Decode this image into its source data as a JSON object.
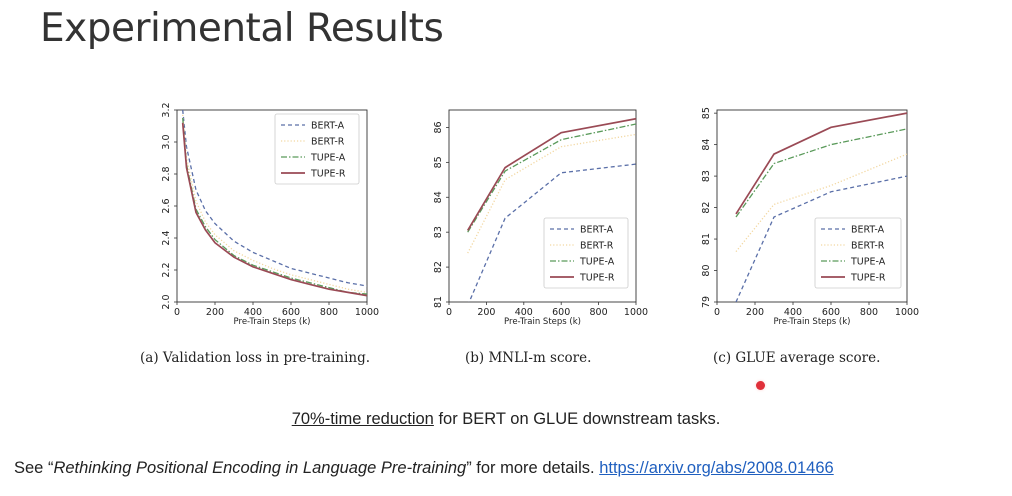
{
  "slide": {
    "title": "Experimental Results",
    "summary_highlight": "70%-time reduction",
    "summary_rest": " for  BERT on GLUE downstream tasks.",
    "footnote_prefix": "See “",
    "footnote_paper": "Rethinking Positional Encoding in Language Pre-training",
    "footnote_mid": "” for more details. ",
    "footnote_link": "https://arxiv.org/abs/2008.01466"
  },
  "colors": {
    "BERT-A": "#5a6fa8",
    "BERT-R": "#f2d7a0",
    "TUPE-A": "#5a9a5a",
    "TUPE-R": "#9a4a55"
  },
  "chart_data": [
    {
      "type": "line",
      "caption": "(a) Validation loss in pre-training.",
      "xlabel": "Pre-Train Steps (k)",
      "xlim": [
        0,
        1000
      ],
      "ylim": [
        2.0,
        3.2
      ],
      "xticks": [
        0,
        200,
        400,
        600,
        800,
        1000
      ],
      "yticks": [
        2.0,
        2.2,
        2.4,
        2.6,
        2.8,
        3.0,
        3.2
      ],
      "legend_position": "top-right",
      "series": [
        {
          "name": "BERT-A",
          "style": "dashed",
          "x": [
            30,
            50,
            100,
            150,
            200,
            300,
            400,
            500,
            600,
            700,
            800,
            900,
            1000
          ],
          "y": [
            3.2,
            2.97,
            2.7,
            2.57,
            2.49,
            2.38,
            2.31,
            2.26,
            2.21,
            2.18,
            2.15,
            2.12,
            2.1
          ]
        },
        {
          "name": "BERT-R",
          "style": "dotted",
          "x": [
            30,
            50,
            100,
            150,
            200,
            300,
            400,
            500,
            600,
            700,
            800,
            900,
            1000
          ],
          "y": [
            3.17,
            2.9,
            2.63,
            2.5,
            2.42,
            2.32,
            2.26,
            2.21,
            2.17,
            2.14,
            2.11,
            2.08,
            2.06
          ]
        },
        {
          "name": "TUPE-A",
          "style": "dashdot",
          "x": [
            30,
            50,
            100,
            150,
            200,
            300,
            400,
            500,
            600,
            700,
            800,
            900,
            1000
          ],
          "y": [
            3.15,
            2.86,
            2.58,
            2.47,
            2.39,
            2.29,
            2.23,
            2.19,
            2.15,
            2.12,
            2.09,
            2.06,
            2.05
          ]
        },
        {
          "name": "TUPE-R",
          "style": "solid",
          "x": [
            30,
            50,
            100,
            150,
            200,
            300,
            400,
            500,
            600,
            700,
            800,
            900,
            1000
          ],
          "y": [
            3.12,
            2.84,
            2.56,
            2.45,
            2.37,
            2.28,
            2.22,
            2.18,
            2.14,
            2.11,
            2.08,
            2.06,
            2.04
          ]
        }
      ]
    },
    {
      "type": "line",
      "caption": "(b) MNLI-m score.",
      "xlabel": "Pre-Train Steps (k)",
      "xlim": [
        0,
        1000
      ],
      "ylim": [
        81,
        86.5
      ],
      "xticks": [
        0,
        200,
        400,
        600,
        800,
        1000
      ],
      "yticks": [
        81,
        82,
        83,
        84,
        85,
        86
      ],
      "legend_position": "bottom-right",
      "series": [
        {
          "name": "BERT-A",
          "style": "dashed",
          "x": [
            100,
            300,
            600,
            1000
          ],
          "y": [
            80.9,
            83.4,
            84.7,
            84.95
          ]
        },
        {
          "name": "BERT-R",
          "style": "dotted",
          "x": [
            100,
            300,
            600,
            1000
          ],
          "y": [
            82.4,
            84.5,
            85.45,
            85.8
          ]
        },
        {
          "name": "TUPE-A",
          "style": "dashdot",
          "x": [
            100,
            300,
            600,
            1000
          ],
          "y": [
            83.0,
            84.75,
            85.65,
            86.1
          ]
        },
        {
          "name": "TUPE-R",
          "style": "solid",
          "x": [
            100,
            300,
            600,
            1000
          ],
          "y": [
            83.05,
            84.85,
            85.85,
            86.25
          ]
        }
      ]
    },
    {
      "type": "line",
      "caption": "(c) GLUE average score.",
      "xlabel": "Pre-Train Steps (k)",
      "xlim": [
        0,
        1000
      ],
      "ylim": [
        79,
        85.1
      ],
      "xticks": [
        0,
        200,
        400,
        600,
        800,
        1000
      ],
      "yticks": [
        79,
        80,
        81,
        82,
        83,
        84,
        85
      ],
      "legend_position": "bottom-right",
      "series": [
        {
          "name": "BERT-A",
          "style": "dashed",
          "x": [
            100,
            300,
            600,
            1000
          ],
          "y": [
            79.0,
            81.7,
            82.5,
            83.0
          ]
        },
        {
          "name": "BERT-R",
          "style": "dotted",
          "x": [
            100,
            300,
            600,
            1000
          ],
          "y": [
            80.6,
            82.1,
            82.7,
            83.7
          ]
        },
        {
          "name": "TUPE-A",
          "style": "dashdot",
          "x": [
            100,
            300,
            600,
            1000
          ],
          "y": [
            81.7,
            83.4,
            84.0,
            84.5
          ]
        },
        {
          "name": "TUPE-R",
          "style": "solid",
          "x": [
            100,
            300,
            600,
            1000
          ],
          "y": [
            81.8,
            83.7,
            84.55,
            85.0
          ]
        }
      ]
    }
  ]
}
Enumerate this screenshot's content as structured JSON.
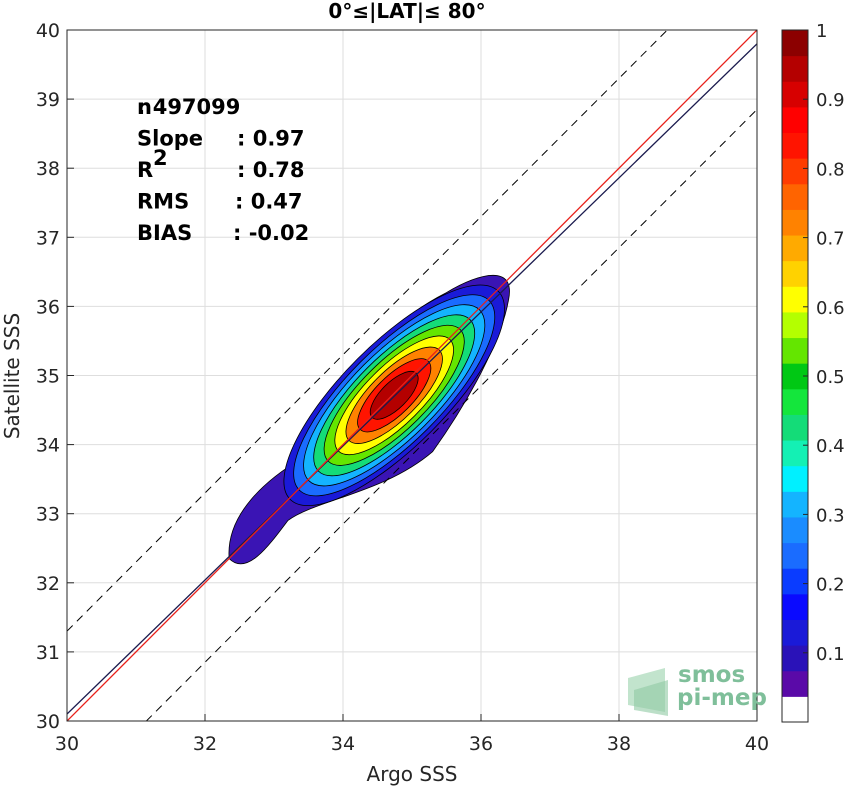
{
  "chart_data": {
    "type": "contour-density",
    "title": "0°≤|LAT|≤ 80°",
    "xlabel": "Argo SSS",
    "ylabel": "Satellite SSS",
    "xlim": [
      30,
      40
    ],
    "ylim": [
      30,
      40
    ],
    "xticks": [
      30,
      32,
      34,
      36,
      38,
      40
    ],
    "yticks": [
      30,
      31,
      32,
      33,
      34,
      35,
      36,
      37,
      38,
      39,
      40
    ],
    "grid": true,
    "stats": [
      {
        "label": "n",
        "value": ": 497099"
      },
      {
        "label": "Slope",
        "value": ": 0.97"
      },
      {
        "label": "R",
        "sup": "2",
        "value": ": 0.78"
      },
      {
        "label": "RMS",
        "value": ": 0.47"
      },
      {
        "label": "BIAS",
        "value": ": -0.02"
      }
    ],
    "lines": {
      "identity": {
        "slope": 1.0,
        "intercept": 0.0,
        "color": "#e8211b"
      },
      "fit": {
        "slope": 0.97,
        "intercept": 1.0,
        "color": "#1a1a4e"
      },
      "bounds": [
        {
          "slope": 1.0,
          "intercept": 1.3
        },
        {
          "slope": 1.0,
          "intercept": -1.15
        }
      ]
    },
    "density": {
      "center": [
        34.8,
        34.8
      ],
      "major_axis_deg": 45,
      "contour_levels": [
        0.05,
        0.15,
        0.25,
        0.35,
        0.45,
        0.55,
        0.65,
        0.75,
        0.85,
        0.95
      ]
    },
    "colorbar": {
      "range": [
        0,
        1
      ],
      "ticks": [
        {
          "v": 0.1,
          "label": "0.1"
        },
        {
          "v": 0.2,
          "label": "0.2"
        },
        {
          "v": 0.3,
          "label": "0.3"
        },
        {
          "v": 0.4,
          "label": "0.4"
        },
        {
          "v": 0.5,
          "label": "0.5"
        },
        {
          "v": 0.6,
          "label": "0.6"
        },
        {
          "v": 0.7,
          "label": "0.7"
        },
        {
          "v": 0.8,
          "label": "0.8"
        },
        {
          "v": 0.9,
          "label": "0.9"
        },
        {
          "v": 1.0,
          "label": "1"
        }
      ],
      "colors": [
        "#ffffff",
        "#5a0aa8",
        "#2a12b8",
        "#1a1ad8",
        "#0a0aff",
        "#0a3cff",
        "#1a6cff",
        "#1a8cff",
        "#14b4ff",
        "#00f0ff",
        "#14f0b4",
        "#14dc78",
        "#14e63c",
        "#00c814",
        "#64e600",
        "#b4ff00",
        "#ffff00",
        "#ffd200",
        "#ffaa00",
        "#ff8200",
        "#ff6400",
        "#ff3c00",
        "#ff1400",
        "#ff0000",
        "#d70000",
        "#b40000",
        "#8c0000"
      ]
    }
  },
  "logo": {
    "line1": "smos",
    "line2": "pi-mep"
  }
}
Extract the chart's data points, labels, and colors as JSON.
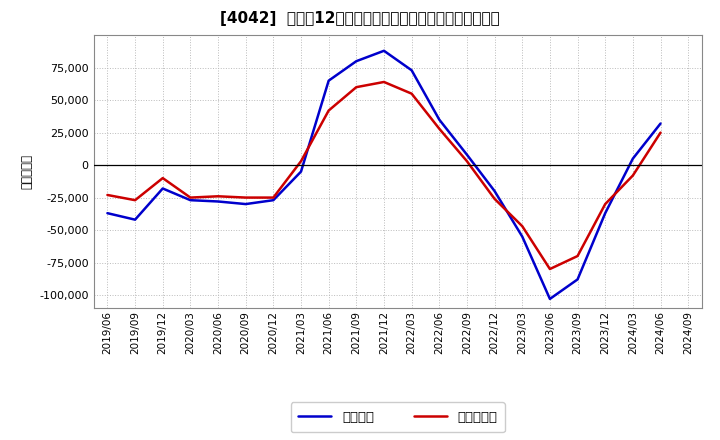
{
  "title": "[4042]  利益の12か月移動合計の対前年同期増減額の推移",
  "ylabel": "（百万円）",
  "ylim": [
    -110000,
    100000
  ],
  "yticks": [
    -100000,
    -75000,
    -50000,
    -25000,
    0,
    25000,
    50000,
    75000
  ],
  "background_color": "#ffffff",
  "plot_bg_color": "#ffffff",
  "grid_color": "#aaaaaa",
  "dates": [
    "2019/06",
    "2019/09",
    "2019/12",
    "2020/03",
    "2020/06",
    "2020/09",
    "2020/12",
    "2021/03",
    "2021/06",
    "2021/09",
    "2021/12",
    "2022/03",
    "2022/06",
    "2022/09",
    "2022/12",
    "2023/03",
    "2023/06",
    "2023/09",
    "2023/12",
    "2024/03",
    "2024/06",
    "2024/09"
  ],
  "keijo_rieki": [
    -37000,
    -42000,
    -18000,
    -27000,
    -28000,
    -30000,
    -27000,
    -5000,
    65000,
    80000,
    88000,
    73000,
    35000,
    8000,
    -20000,
    -55000,
    -103000,
    -88000,
    -37000,
    5000,
    32000,
    null
  ],
  "junrieki": [
    -23000,
    -27000,
    -10000,
    -25000,
    -24000,
    -25000,
    -25000,
    3000,
    42000,
    60000,
    64000,
    55000,
    28000,
    3000,
    -26000,
    -47000,
    -80000,
    -70000,
    -30000,
    -8000,
    25000,
    null
  ],
  "keijo_color": "#0000cc",
  "jun_color": "#cc0000",
  "line_width": 1.8,
  "legend_labels": [
    "経常利益",
    "当期純利益"
  ],
  "xtick_labels": [
    "2019/06",
    "2019/09",
    "2019/12",
    "2020/03",
    "2020/06",
    "2020/09",
    "2020/12",
    "2021/03",
    "2021/06",
    "2021/09",
    "2021/12",
    "2022/03",
    "2022/06",
    "2022/09",
    "2022/12",
    "2023/03",
    "2023/06",
    "2023/09",
    "2023/12",
    "2024/03",
    "2024/06",
    "2024/09"
  ]
}
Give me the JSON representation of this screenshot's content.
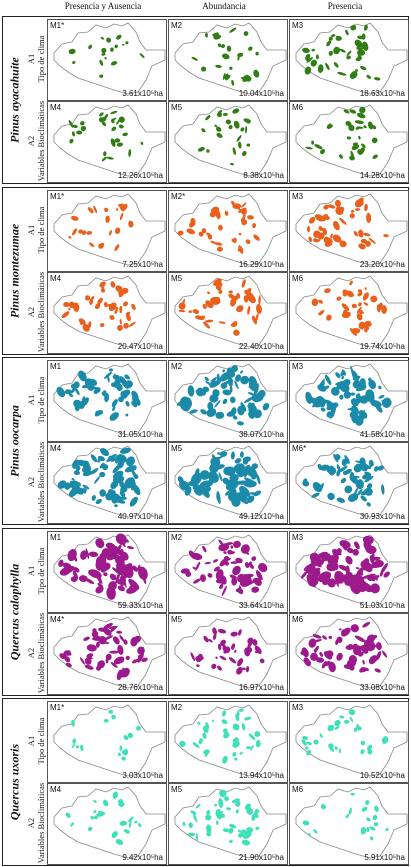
++++++++++++++++++++
EXERCISE DIRECTIONS
Read the entries and select each line where the word "ffffff" is found.

ANSWER IN FULL
        "#ffffff",
  "background_color": "#ffffff",
  "plot_bg_color": "#ffffff",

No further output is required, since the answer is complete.